Copy each line of the entries below character for character, leaving nothing out.
======== DATA RECORDS ========
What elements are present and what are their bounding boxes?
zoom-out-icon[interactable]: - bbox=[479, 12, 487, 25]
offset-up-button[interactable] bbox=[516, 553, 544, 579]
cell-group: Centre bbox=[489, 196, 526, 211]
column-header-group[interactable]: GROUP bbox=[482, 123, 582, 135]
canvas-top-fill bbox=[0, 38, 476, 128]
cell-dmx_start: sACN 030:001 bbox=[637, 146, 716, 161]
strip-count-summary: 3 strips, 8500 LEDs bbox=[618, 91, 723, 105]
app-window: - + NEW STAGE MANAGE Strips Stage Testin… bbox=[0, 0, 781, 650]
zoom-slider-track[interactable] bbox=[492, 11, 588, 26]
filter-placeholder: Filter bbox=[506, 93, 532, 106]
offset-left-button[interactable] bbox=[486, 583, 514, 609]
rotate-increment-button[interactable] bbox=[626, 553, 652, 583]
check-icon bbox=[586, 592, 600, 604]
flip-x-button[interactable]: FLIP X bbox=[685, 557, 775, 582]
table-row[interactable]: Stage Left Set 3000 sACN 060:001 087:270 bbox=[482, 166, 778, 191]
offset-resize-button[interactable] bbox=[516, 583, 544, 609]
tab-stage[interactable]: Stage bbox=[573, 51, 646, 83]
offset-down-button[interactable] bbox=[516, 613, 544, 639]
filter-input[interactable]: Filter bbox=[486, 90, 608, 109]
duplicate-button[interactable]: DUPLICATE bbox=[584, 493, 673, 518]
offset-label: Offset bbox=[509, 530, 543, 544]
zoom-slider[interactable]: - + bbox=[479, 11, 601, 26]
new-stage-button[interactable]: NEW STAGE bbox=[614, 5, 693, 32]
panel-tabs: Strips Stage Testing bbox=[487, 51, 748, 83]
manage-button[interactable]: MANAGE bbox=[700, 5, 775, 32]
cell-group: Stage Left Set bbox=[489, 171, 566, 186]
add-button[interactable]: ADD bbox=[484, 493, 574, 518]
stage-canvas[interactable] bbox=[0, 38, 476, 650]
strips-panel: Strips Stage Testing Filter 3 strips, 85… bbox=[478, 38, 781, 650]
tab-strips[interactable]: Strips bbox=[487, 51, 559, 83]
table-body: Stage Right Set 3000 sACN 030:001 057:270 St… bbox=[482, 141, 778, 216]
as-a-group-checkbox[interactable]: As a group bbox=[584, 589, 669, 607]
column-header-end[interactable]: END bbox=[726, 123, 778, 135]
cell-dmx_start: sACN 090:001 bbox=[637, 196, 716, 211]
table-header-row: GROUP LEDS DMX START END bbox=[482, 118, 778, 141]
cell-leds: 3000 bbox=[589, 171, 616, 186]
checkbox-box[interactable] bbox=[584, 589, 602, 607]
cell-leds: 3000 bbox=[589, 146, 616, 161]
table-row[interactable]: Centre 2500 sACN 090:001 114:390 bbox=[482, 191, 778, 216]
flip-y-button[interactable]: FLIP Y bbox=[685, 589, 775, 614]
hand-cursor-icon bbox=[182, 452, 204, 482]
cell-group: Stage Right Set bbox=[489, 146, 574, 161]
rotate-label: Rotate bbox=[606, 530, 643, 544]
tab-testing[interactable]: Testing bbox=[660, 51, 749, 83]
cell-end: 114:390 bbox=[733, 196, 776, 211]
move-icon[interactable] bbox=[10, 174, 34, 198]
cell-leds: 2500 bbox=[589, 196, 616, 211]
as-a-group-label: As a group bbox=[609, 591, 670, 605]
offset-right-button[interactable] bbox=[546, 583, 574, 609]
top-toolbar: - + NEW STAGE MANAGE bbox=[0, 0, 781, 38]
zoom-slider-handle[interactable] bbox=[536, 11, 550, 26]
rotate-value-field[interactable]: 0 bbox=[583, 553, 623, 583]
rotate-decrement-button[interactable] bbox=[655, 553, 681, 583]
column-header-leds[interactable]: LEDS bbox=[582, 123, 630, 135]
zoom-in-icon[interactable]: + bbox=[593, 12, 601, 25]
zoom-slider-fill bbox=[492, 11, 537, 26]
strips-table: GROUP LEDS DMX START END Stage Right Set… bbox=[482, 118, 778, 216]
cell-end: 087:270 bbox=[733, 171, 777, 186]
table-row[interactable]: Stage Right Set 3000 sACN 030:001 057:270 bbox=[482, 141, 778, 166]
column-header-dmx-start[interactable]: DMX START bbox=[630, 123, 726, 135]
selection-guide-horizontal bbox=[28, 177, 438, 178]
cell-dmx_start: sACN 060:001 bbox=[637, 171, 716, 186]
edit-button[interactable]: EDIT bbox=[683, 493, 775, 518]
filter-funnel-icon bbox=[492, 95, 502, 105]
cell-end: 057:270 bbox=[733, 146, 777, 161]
========
» COMPLETED EXERCISE
What elements are present and what are their bounding boxes?
zoom-out-icon[interactable]: - bbox=[479, 12, 487, 25]
offset-up-button[interactable] bbox=[516, 553, 544, 579]
cell-group: Centre bbox=[489, 196, 526, 211]
column-header-group[interactable]: GROUP bbox=[482, 123, 582, 135]
canvas-top-fill bbox=[0, 38, 476, 128]
cell-dmx_start: sACN 030:001 bbox=[637, 146, 716, 161]
strip-count-summary: 3 strips, 8500 LEDs bbox=[618, 91, 723, 105]
app-window: - + NEW STAGE MANAGE Strips Stage Testin… bbox=[0, 0, 781, 650]
zoom-slider-track[interactable] bbox=[492, 11, 588, 26]
filter-placeholder: Filter bbox=[506, 93, 532, 106]
offset-left-button[interactable] bbox=[486, 583, 514, 609]
rotate-increment-button[interactable] bbox=[626, 553, 652, 583]
check-icon bbox=[586, 592, 600, 604]
flip-x-button[interactable]: FLIP X bbox=[685, 557, 775, 582]
table-row[interactable]: Stage Left Set 3000 sACN 060:001 087:270 bbox=[482, 166, 778, 191]
offset-resize-button[interactable] bbox=[516, 583, 544, 609]
tab-stage[interactable]: Stage bbox=[573, 51, 646, 83]
offset-down-button[interactable] bbox=[516, 613, 544, 639]
filter-input[interactable]: Filter bbox=[486, 90, 608, 109]
duplicate-button[interactable]: DUPLICATE bbox=[584, 493, 673, 518]
offset-label: Offset bbox=[509, 530, 543, 544]
zoom-slider[interactable]: - + bbox=[479, 11, 601, 26]
new-stage-button[interactable]: NEW STAGE bbox=[614, 5, 693, 32]
panel-tabs: Strips Stage Testing bbox=[487, 51, 748, 83]
manage-button[interactable]: MANAGE bbox=[700, 5, 775, 32]
cell-group: Stage Left Set bbox=[489, 171, 566, 186]
add-button[interactable]: ADD bbox=[484, 493, 574, 518]
stage-canvas[interactable] bbox=[0, 38, 476, 650]
strips-panel: Strips Stage Testing Filter 3 strips, 85… bbox=[478, 38, 781, 650]
tab-strips[interactable]: Strips bbox=[487, 51, 559, 83]
table-body: Stage Right Set 3000 sACN 030:001 057:270 St… bbox=[482, 141, 778, 216]
as-a-group-checkbox[interactable]: As a group bbox=[584, 589, 669, 607]
column-header-end[interactable]: END bbox=[726, 123, 778, 135]
cell-dmx_start: sACN 090:001 bbox=[637, 196, 716, 211]
table-header-row: GROUP LEDS DMX START END bbox=[482, 118, 778, 141]
cell-leds: 3000 bbox=[589, 171, 616, 186]
checkbox-box[interactable] bbox=[584, 589, 602, 607]
cell-leds: 3000 bbox=[589, 146, 616, 161]
table-row[interactable]: Centre 2500 sACN 090:001 114:390 bbox=[482, 191, 778, 216]
flip-y-button[interactable]: FLIP Y bbox=[685, 589, 775, 614]
hand-cursor-icon bbox=[182, 452, 204, 482]
cell-group: Stage Right Set bbox=[489, 146, 574, 161]
rotate-label: Rotate bbox=[606, 530, 643, 544]
tab-testing[interactable]: Testing bbox=[660, 51, 749, 83]
cell-end: 114:390 bbox=[733, 196, 776, 211]
move-icon[interactable] bbox=[10, 174, 34, 198]
cell-leds: 2500 bbox=[589, 196, 616, 211]
as-a-group-label: As a group bbox=[609, 591, 670, 605]
offset-right-button[interactable] bbox=[546, 583, 574, 609]
top-toolbar: - + NEW STAGE MANAGE bbox=[0, 0, 781, 38]
zoom-slider-handle[interactable] bbox=[536, 11, 550, 26]
rotate-value-field[interactable]: 0 bbox=[583, 553, 623, 583]
rotate-decrement-button[interactable] bbox=[655, 553, 681, 583]
column-header-leds[interactable]: LEDS bbox=[582, 123, 630, 135]
zoom-in-icon[interactable]: + bbox=[593, 12, 601, 25]
zoom-slider-fill bbox=[492, 11, 537, 26]
strips-table: GROUP LEDS DMX START END Stage Right Set… bbox=[482, 118, 778, 216]
cell-end: 087:270 bbox=[733, 171, 777, 186]
table-row[interactable]: Stage Right Set 3000 sACN 030:001 057:270 bbox=[482, 141, 778, 166]
column-header-dmx-start[interactable]: DMX START bbox=[630, 123, 726, 135]
selection-guide-horizontal bbox=[28, 177, 438, 178]
cell-dmx_start: sACN 060:001 bbox=[637, 171, 716, 186]
edit-button[interactable]: EDIT bbox=[683, 493, 775, 518]
filter-funnel-icon bbox=[492, 95, 502, 105]
cell-end: 057:270 bbox=[733, 146, 777, 161]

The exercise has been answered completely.